-- Dataset items --
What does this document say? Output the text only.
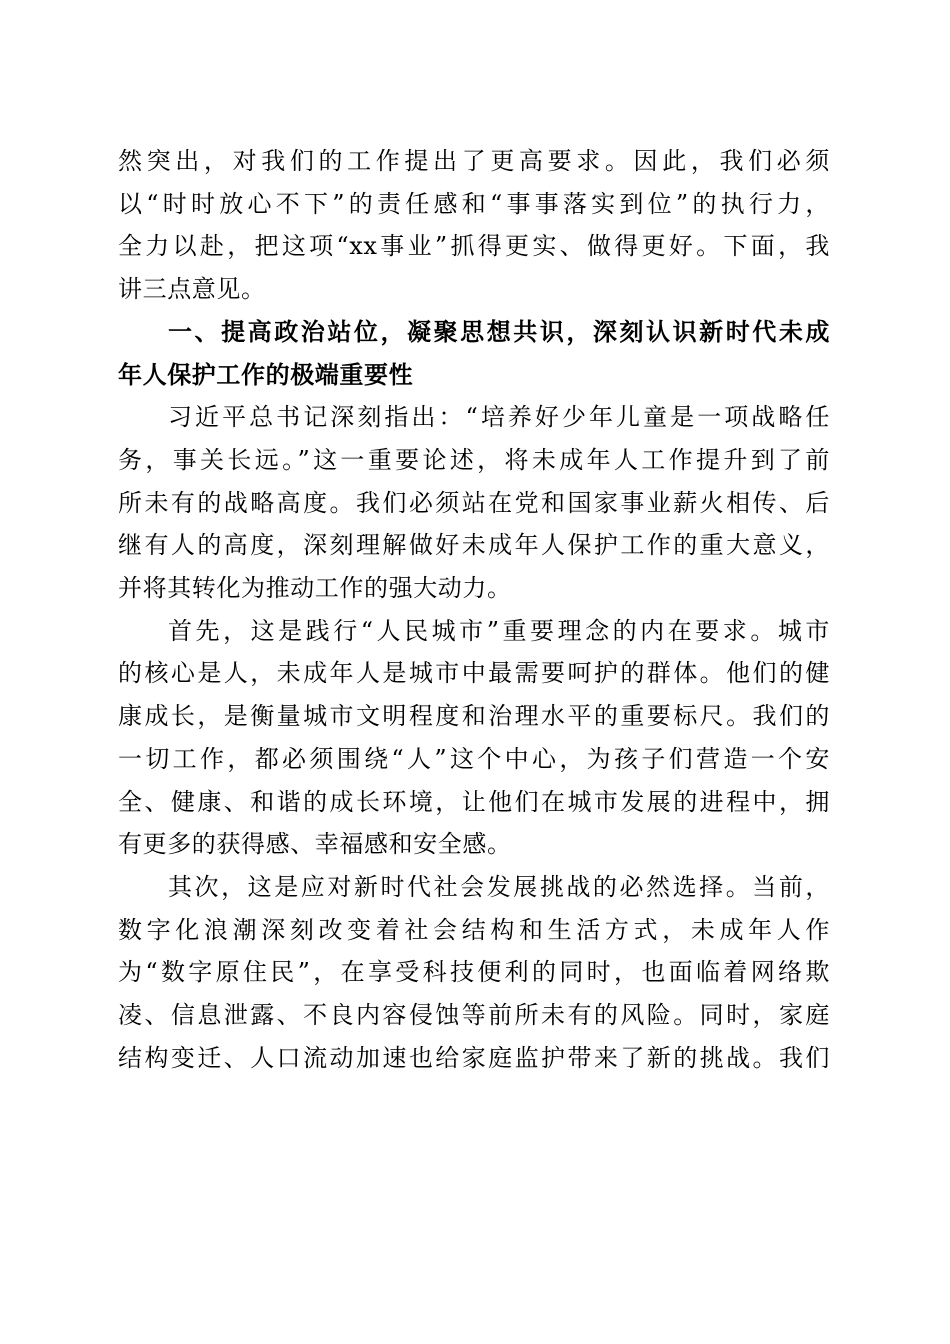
然突出，对我们的工作提出了更高要求。因此，我们必须
以“时时放心不下”的责任感和“事事落实到位”的执行力，
全力以赴，把这项“xx事业”抓得更实、做得更好。下面，我
讲三点意见。

一、提高政治站位，凝聚思想共识，深刻认识新时代未成
年人保护工作的极端重要性

习近平总书记深刻指出：“培养好少年儿童是一项战略任
务，事关长远。”这一重要论述，将未成年人工作提升到了前
所未有的战略高度。我们必须站在党和国家事业薪火相传、后
继有人的高度，深刻理解做好未成年人保护工作的重大意义，
并将其转化为推动工作的强大动力。

首先，这是践行“人民城市”重要理念的内在要求。城市
的核心是人，未成年人是城市中最需要呵护的群体。他们的健
康成长，是衡量城市文明程度和治理水平的重要标尺。我们的
一切工作，都必须围绕“人”这个中心，为孩子们营造一个安
全、健康、和谐的成长环境，让他们在城市发展的进程中，拥
有更多的获得感、幸福感和安全感。

其次，这是应对新时代社会发展挑战的必然选择。当前，
数字化浪潮深刻改变着社会结构和生活方式，未成年人作
为“数字原住民”，在享受科技便利的同时，也面临着网络欺
凌、信息泄露、不良内容侵蚀等前所未有的风险。同时，家庭
结构变迁、人口流动加速也给家庭监护带来了新的挑战。我们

-- BRIEF --
Reproduce each record from above exactly; pictures do not belong in the copy.

-- PROBLEM SOLUTION --
What does this document say? Output the text only.
然突出，对我们的工作提出了更高要求。因此，我们必须
以“时时放心不下”的责任感和“事事落实到位”的执行力，
全力以赴，把这项“xx事业”抓得更实、做得更好。下面，我
讲三点意见。

一、提高政治站位，凝聚思想共识，深刻认识新时代未成
年人保护工作的极端重要性

习近平总书记深刻指出：“培养好少年儿童是一项战略任
务，事关长远。”这一重要论述，将未成年人工作提升到了前
所未有的战略高度。我们必须站在党和国家事业薪火相传、后
继有人的高度，深刻理解做好未成年人保护工作的重大意义，
并将其转化为推动工作的强大动力。

首先，这是践行“人民城市”重要理念的内在要求。城市
的核心是人，未成年人是城市中最需要呵护的群体。他们的健
康成长，是衡量城市文明程度和治理水平的重要标尺。我们的
一切工作，都必须围绕“人”这个中心，为孩子们营造一个安
全、健康、和谐的成长环境，让他们在城市发展的进程中，拥
有更多的获得感、幸福感和安全感。

其次，这是应对新时代社会发展挑战的必然选择。当前，
数字化浪潮深刻改变着社会结构和生活方式，未成年人作
为“数字原住民”，在享受科技便利的同时，也面临着网络欺
凌、信息泄露、不良内容侵蚀等前所未有的风险。同时，家庭
结构变迁、人口流动加速也给家庭监护带来了新的挑战。我们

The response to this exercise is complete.